● STATED GOAL
Determine how many lines of the entries contain "持续推进". Reply with that number alone.

● SUPPLIED RECORDS
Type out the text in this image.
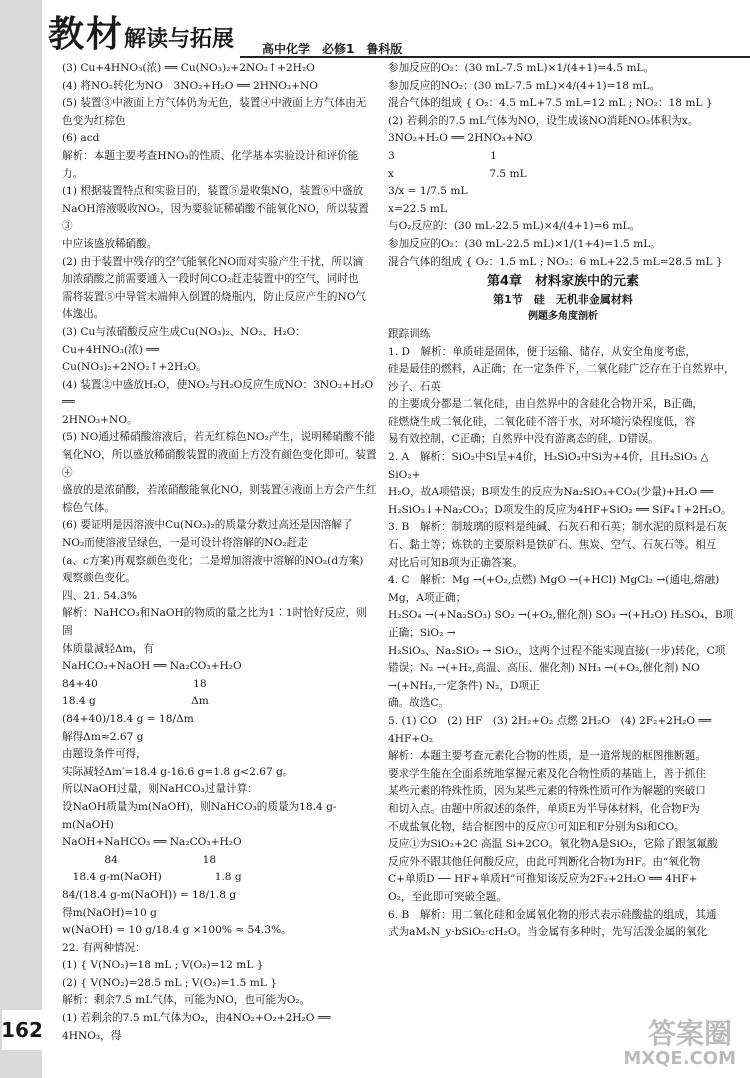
162
教材解读与拓展 高中化学　必修1　鲁科版

(3) Cu+4HNO₃(浓) ══ Cu(NO₃)₂+2NO₂↑+2H₂O

(4) 将NO₂转化为NO　3NO₂+H₂O ══ 2HNO₃+NO

(5) 装置③中液面上方气体仍为无色，装置④中液面上方气体由无

色变为红棕色

(6) acd

解析：本题主要考查HNO₃的性质、化学基本实验设计和评价能力。

(1) 根据装置特点和实验目的，装置⑤是收集NO，装置⑥中盛放

NaOH溶液吸收NO₂，因为要验证稀硝酸不能氧化NO，所以装置③

中应该盛放稀硝酸。

(2) 由于装置中残存的空气能氧化NO而对实验产生干扰，所以滴

加浓硝酸之前需要通入一段时间CO₂赶走装置中的空气，同时也

需将装置⑤中导管末端伸入倒置的烧瓶内，防止反应产生的NO气

体逸出。

(3) Cu与浓硝酸反应生成Cu(NO₃)₂、NO₂、H₂O：Cu+4HNO₃(浓) ══

Cu(NO₃)₂+2NO₂↑+2H₂O。

(4) 装置②中盛放H₂O，使NO₂与H₂O反应生成NO：3NO₂+H₂O ══

2HNO₃+NO。

(5) NO通过稀硝酸溶液后，若无红棕色NO₂产生，说明稀硝酸不能

氧化NO，所以盛放稀硝酸装置的液面上方没有颜色变化即可。装置④

盛放的是浓硝酸，若浓硝酸能氧化NO，则装置④液面上方会产生红

棕色气体。

(6) 要证明是因溶液中Cu(NO₃)₂的质量分数过高还是因溶解了

NO₂而使溶液呈绿色，一是可设计将溶解的NO₂赶走

(a、c方案)再观察颜色变化；二是增加溶液中溶解的NO₂(d方案)

观察颜色变化。

四、21. 54.3%

解析：NaHCO₃和NaOH的物质的量之比为1∶1时恰好反应，则固

体质量减轻Δm，有

NaHCO₃+NaOH ══ Na₂CO₃+H₂O

84+40　　　　　　　　　18

18.4 g　　　　　　　　　Δm

(84+40)/18.4 g = 18/Δm

解得Δm≈2.67 g

由题设条件可得，

实际减轻Δm′=18.4 g-16.6 g=1.8 g<2.67 g。

所以NaOH过量，则NaHCO₃过量计算：

设NaOH质量为m(NaOH)，则NaHCO₃的质量为18.4 g-m(NaOH)

NaOH+NaHCO₃ ══ Na₂CO₃+H₂O

　　　　84　　　　　　　　18

　18.4 g-m(NaOH)　　　　　1.8 g

84/(18.4 g-m(NaOH)) = 18/1.8 g

得m(NaOH)=10 g

w(NaOH) = 10 g/18.4 g ×100% ≈ 54.3%。

22. 有两种情况：

(1) { V(NO₂)=18 mL ; V(O₂)=12 mL }

(2) { V(NO₂)=28.5 mL ; V(O₂)=1.5 mL }

解析：剩余7.5 mL气体，可能为NO，也可能为O₂。

(1) 若剩余的7.5 mL气体为O₂，由4NO₂+O₂+2H₂O ══ 4HNO₃，得

参加反应的O₂：(30 mL-7.5 mL)×1/(4+1)=4.5 mL。

参加反应的NO₂：(30 mL-7.5 mL)×4/(4+1)=18 mL。

混合气体的组成 { O₂：4.5 mL+7.5 mL=12 mL ; NO₂：18 mL }

(2) 若剩余的7.5 mL气体为NO，设生成该NO消耗NO₂体积为x。

3NO₂+H₂O ══ 2HNO₃+NO

3　　　　　　　　　1

x　　　　　　　　　7.5 mL

3/x = 1/7.5 mL

x=22.5 mL

与O₂反应的：(30 mL-22.5 mL)×4/(4+1)=6 mL。

参加反应的O₂：(30 mL-22.5 mL)×1/(1+4)=1.5 mL。

混合气体的组成 { O₂：1.5 mL ; NO₂：6 mL+22.5 mL=28.5 mL }

第4章　材料家族中的元素
第1节　硅　无机非金属材料
例题多角度剖析

跟踪训练

1. D　解析：单质硅是固体，便于运输、储存，从安全角度考虑，

硅是最佳的燃料，A正确；在一定条件下，二氧化硅广泛存在于自然界中，沙子、石英

的主要成分都是二氧化硅，由自然界中的含硅化合物开采，B正确，

硅燃烧生成二氧化硅，二氧化硅不溶于水，对环境污染程度低，容

易有效控制，C正确；自然界中没有游离态的硅，D错误。

2. A　解析：SiO₂中Si呈+4价，H₂SiO₃中Si为+4价，且H₂SiO₃ △ SiO₂+

H₂O，故A项错误；B项发生的反应为Na₂SiO₃+CO₂(少量)+H₂O ══

H₂SiO₃↓+Na₂CO₃；D项发生的反应为4HF+SiO₂ ══ SiF₄↑+2H₂O。

3. B　解析：制玻璃的原料是纯碱、石灰石和石英；制水泥的原料是石灰

石、黏土等；炼铁的主要原料是铁矿石、焦炭、空气、石灰石等。相互

对比后可知B项为正确答案。

4. C　解析：Mg →(+O₂,点燃) MgO →(+HCl) MgCl₂ →(通电,熔融) Mg，A项正确；

H₂SO₄ →(+Na₂SO₃) SO₂ →(+O₂,催化剂) SO₃ →(+H₂O) H₂SO₄，B项正确；SiO₂ →

H₂SiO₃、Na₂SiO₃ → SiO₂，这两个过程不能实现直接(一步)转化，C项

错误；N₂ →(+H₂,高温、高压、催化剂) NH₃ →(+O₂,催化剂) NO →(+NH₃,一定条件) N₂，D项正

确。故选C。

5. (1) CO　(2) HF　(3) 2H₂+O₂ 点燃 2H₂O　(4) 2F₂+2H₂O ══ 4HF+O₂

解析：本题主要考查元素化合物的性质，是一道常规的框图推断题。

要求学生能在全面系统地掌握元素及化合物性质的基础上，善于抓住

某些元素的特殊性质，因为某些元素的特殊性质可作为解题的突破口

和切入点。由题中所叙述的条件，单质E为半导体材料，化合物F为

不成盐氧化物，结合框图中的反应①可知E和F分别为Si和CO。

反应①为SiO₂+2C 高温 Si+2CO。氧化物A是SiO₂，它除了跟氢氟酸

反应外不跟其他任何酸反应，由此可判断化合物I为HF。由“氧化物

C+单质D ── HF+单质H”可推知该反应为2F₂+2H₂O ══ 4HF+

O₂，至此即可突破全题。

6. B　解析：用二氧化硅和金属氧化物的形式表示硅酸盐的组成，其通

式为aMₓN_y·bSiO₂·cH₂O。当金属有多种时，先写活泼金属的氧化

答案圈
MXQE.COM
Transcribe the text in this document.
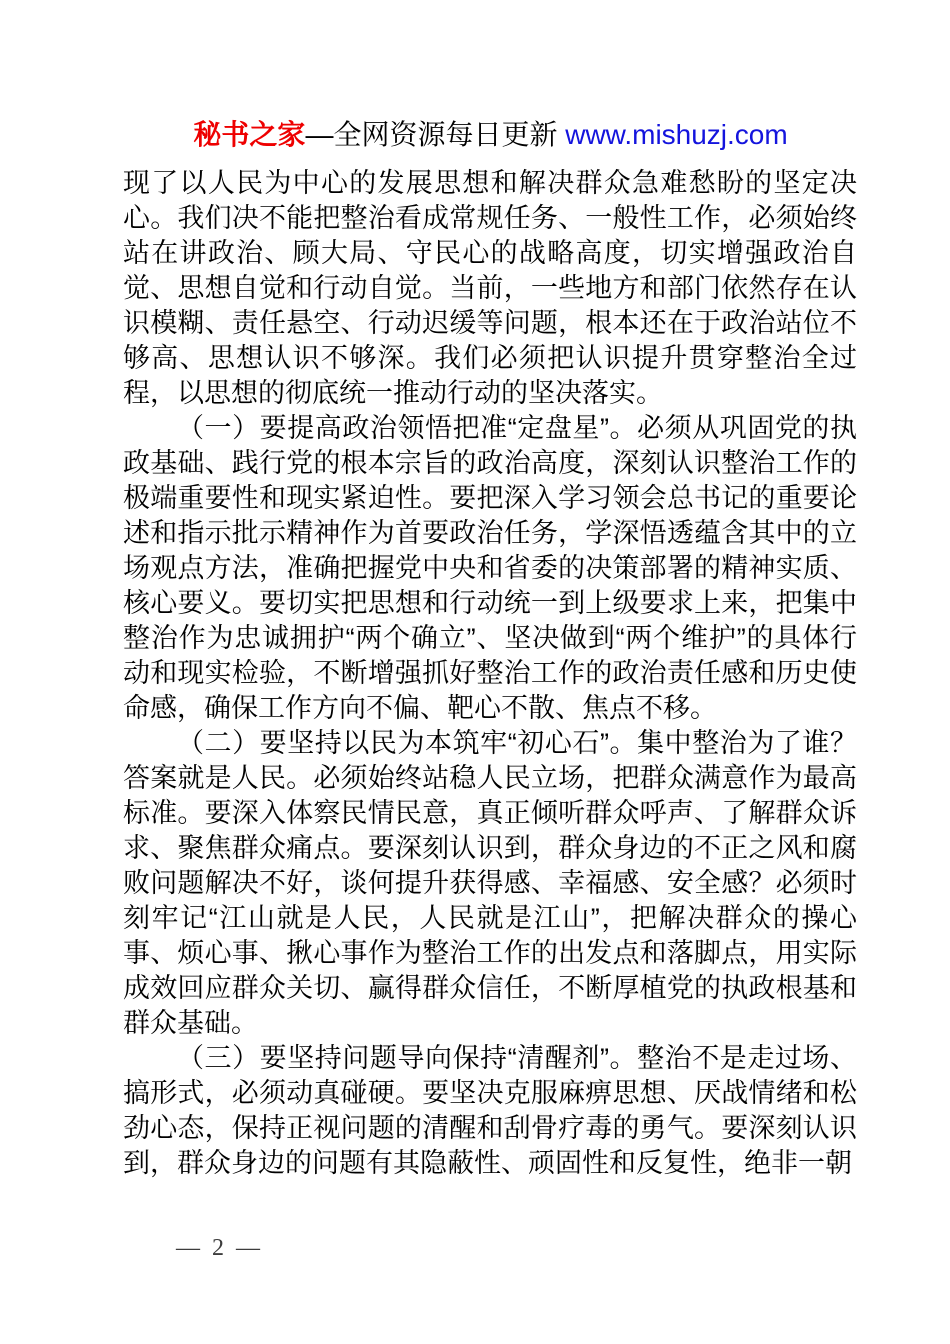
秘书之家—全网资源每日更新 www.mishuzj.com

现了以人民为中心的发展思想和解决群众急难愁盼的坚定决心。我们决不能把整治看成常规任务、一般性工作，必须始终站在讲政治、顾大局、守民心的战略高度，切实增强政治自觉、思想自觉和行动自觉。当前，一些地方和部门依然存在认识模糊、责任悬空、行动迟缓等问题，根本还在于政治站位不够高、思想认识不够深。我们必须把认识提升贯穿整治全过程，以思想的彻底统一推动行动的坚决落实。

（一）要提高政治领悟把准“定盘星”。必须从巩固党的执政基础、践行党的根本宗旨的政治高度，深刻认识整治工作的极端重要性和现实紧迫性。要把深入学习领会总书记的重要论述和指示批示精神作为首要政治任务，学深悟透蕴含其中的立场观点方法，准确把握党中央和省委的决策部署的精神实质、核心要义。要切实把思想和行动统一到上级要求上来，把集中整治作为忠诚拥护“两个确立”、坚决做到“两个维护”的具体行动和现实检验，不断增强抓好整治工作的政治责任感和历史使命感，确保工作方向不偏、靶心不散、焦点不移。

（二）要坚持以民为本筑牢“初心石”。集中整治为了谁？答案就是人民。必须始终站稳人民立场，把群众满意作为最高标准。要深入体察民情民意，真正倾听群众呼声、了解群众诉求、聚焦群众痛点。要深刻认识到，群众身边的不正之风和腐败问题解决不好，谈何提升获得感、幸福感、安全感？必须时刻牢记“江山就是人民，人民就是江山”，把解决群众的操心事、烦心事、揪心事作为整治工作的出发点和落脚点，用实际成效回应群众关切、赢得群众信任，不断厚植党的执政根基和群众基础。

（三）要坚持问题导向保持“清醒剂”。整治不是走过场、搞形式，必须动真碰硬。要坚决克服麻痹思想、厌战情绪和松劲心态，保持正视问题的清醒和刮骨疗毒的勇气。要深刻认识到，群众身边的问题有其隐蔽性、顽固性和反复性，绝非一朝

— 2 —
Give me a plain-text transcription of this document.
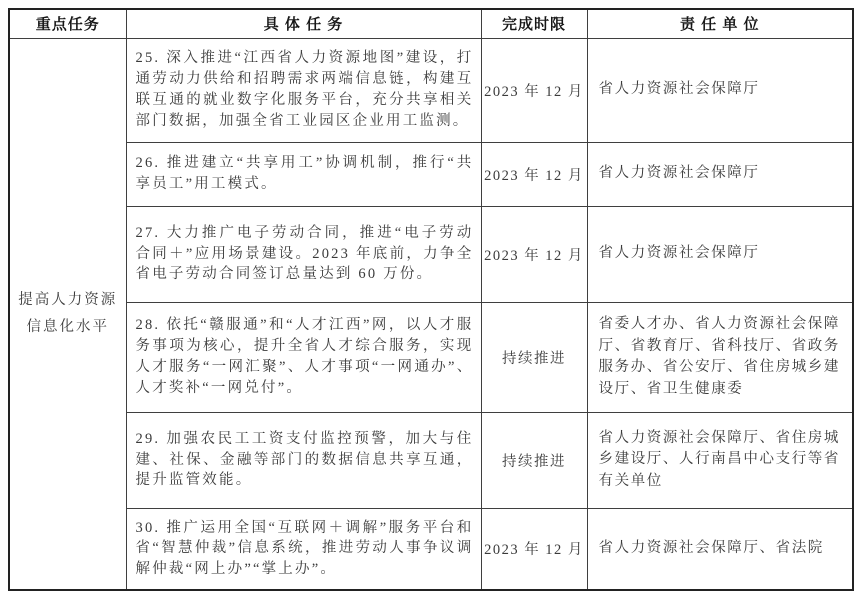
重点任务	具 体 任 务	完成时限	责 任 单 位

提高人力资源信息化水平	25. 深入推进“江西省人力资源地图”建设，打通劳动力供给和招聘需求两端信息链，构建互联互通的就业数字化服务平台，充分共享相关部门数据，加强全省工业园区企业用工监测。	2023 年 12 月	省人力资源社会保障厅
	26. 推进建立“共享用工”协调机制，推行“共享员工”用工模式。	2023 年 12 月	省人力资源社会保障厅
	27. 大力推广电子劳动合同，推进“电子劳动合同＋”应用场景建设。2023 年底前，力争全省电子劳动合同签订总量达到 60 万份。	2023 年 12 月	省人力资源社会保障厅
	28. 依托“赣服通”和“人才江西”网，以人才服务事项为核心，提升全省人才综合服务，实现人才服务“一网汇聚”、人才事项“一网通办”、人才奖补“一网兑付”。	持续推进	省委人才办、省人力资源社会保障厅、省教育厅、省科技厅、省政务服务办、省公安厅、省住房城乡建设厅、省卫生健康委
	29. 加强农民工工资支付监控预警，加大与住建、社保、金融等部门的数据信息共享互通，提升监管效能。	持续推进	省人力资源社会保障厅、省住房城乡建设厅、人行南昌中心支行等省有关单位
	30. 推广运用全国“互联网＋调解”服务平台和省“智慧仲裁”信息系统，推进劳动人事争议调解仲裁“网上办”“掌上办”。	2023 年 12 月	省人力资源社会保障厅、省法院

● FINISHED ANSWER
2